Can you find the lines of the listing that include "Valid" and copy every one?

* start *

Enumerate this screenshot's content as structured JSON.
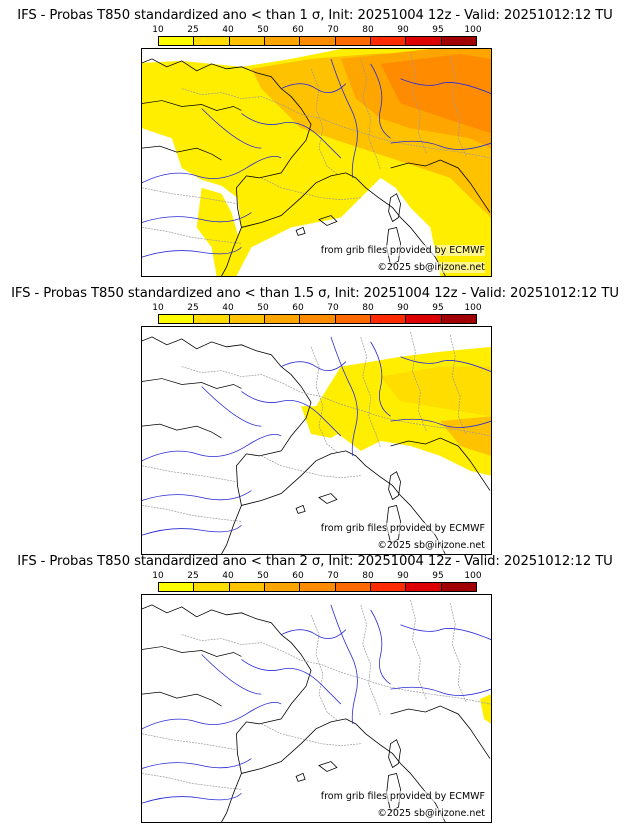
{
  "colorbar": {
    "levels": [
      "10",
      "25",
      "40",
      "50",
      "60",
      "70",
      "80",
      "90",
      "95",
      "100"
    ],
    "colors": [
      "#ffff00",
      "#ffdd00",
      "#ffc200",
      "#ffa500",
      "#ff8c00",
      "#ff6a00",
      "#ff2a00",
      "#dd0000",
      "#a00000",
      "#500000"
    ]
  },
  "map_colors": {
    "land_line": "#9a9a9a",
    "river": "#2a2ad8",
    "coast": "#000000"
  },
  "credits": {
    "source": "from grib files provided by ECMWF",
    "copyright": "©2025 sb@irizone.net"
  },
  "panels": [
    {
      "title": "IFS - Probas T850  standardized ano < than 1 σ, Init: 20251004 12z - Valid: 20251012:12 TU",
      "threshold_sigma": 1,
      "probability_coverage": "high"
    },
    {
      "title": "IFS - Probas T850  standardized ano < than 1.5 σ, Init: 20251004 12z - Valid: 20251012:12 TU",
      "threshold_sigma": 1.5,
      "probability_coverage": "medium"
    },
    {
      "title": "IFS - Probas T850  standardized ano < than 2 σ, Init: 20251004 12z - Valid: 20251012:12 TU",
      "threshold_sigma": 2,
      "probability_coverage": "minimal"
    }
  ]
}
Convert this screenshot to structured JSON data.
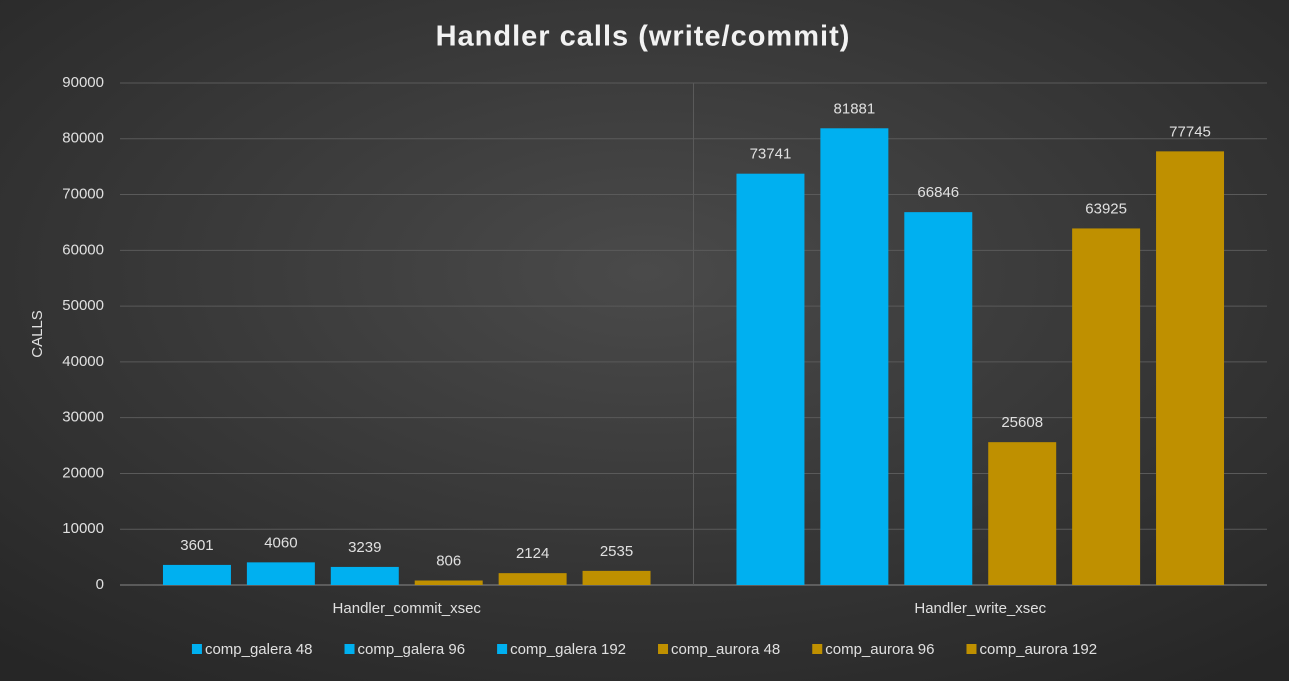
{
  "chart_data": {
    "type": "bar",
    "title": "Handler calls (write/commit)",
    "y_label": "CALLS",
    "categories": [
      "Handler_commit_xsec",
      "Handler_write_xsec"
    ],
    "series": [
      {
        "name": "comp_galera 48",
        "color": "#00b0f0",
        "values": [
          3601,
          73741
        ]
      },
      {
        "name": "comp_galera 96",
        "color": "#00b0f0",
        "values": [
          4060,
          81881
        ]
      },
      {
        "name": "comp_galera 192",
        "color": "#00b0f0",
        "values": [
          3239,
          66846
        ]
      },
      {
        "name": "comp_aurora 48",
        "color": "#bf9000",
        "values": [
          806,
          25608
        ]
      },
      {
        "name": "comp_aurora 96",
        "color": "#bf9000",
        "values": [
          2124,
          63925
        ]
      },
      {
        "name": "comp_aurora 192",
        "color": "#bf9000",
        "values": [
          2535,
          77745
        ]
      }
    ],
    "ylim": [
      0,
      90000
    ],
    "yticks": [
      0,
      10000,
      20000,
      30000,
      40000,
      50000,
      60000,
      70000,
      80000,
      90000
    ],
    "grid": true,
    "legend": "bottom"
  }
}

* end *

Exercise solution:
      "title": "IFS - Probas T850  standardized ano < than 1 σ, Init: 20251004 12z - Valid: 20251012:12 TU",
      "title": "IFS - Probas T850  standardized ano < than 1.5 σ, Init: 20251004 12z - Valid: 20251012:12 TU",
      "title": "IFS - Probas T850  standardized ano < than 2 σ, Init: 20251004 12z - Valid: 20251012:12 TU",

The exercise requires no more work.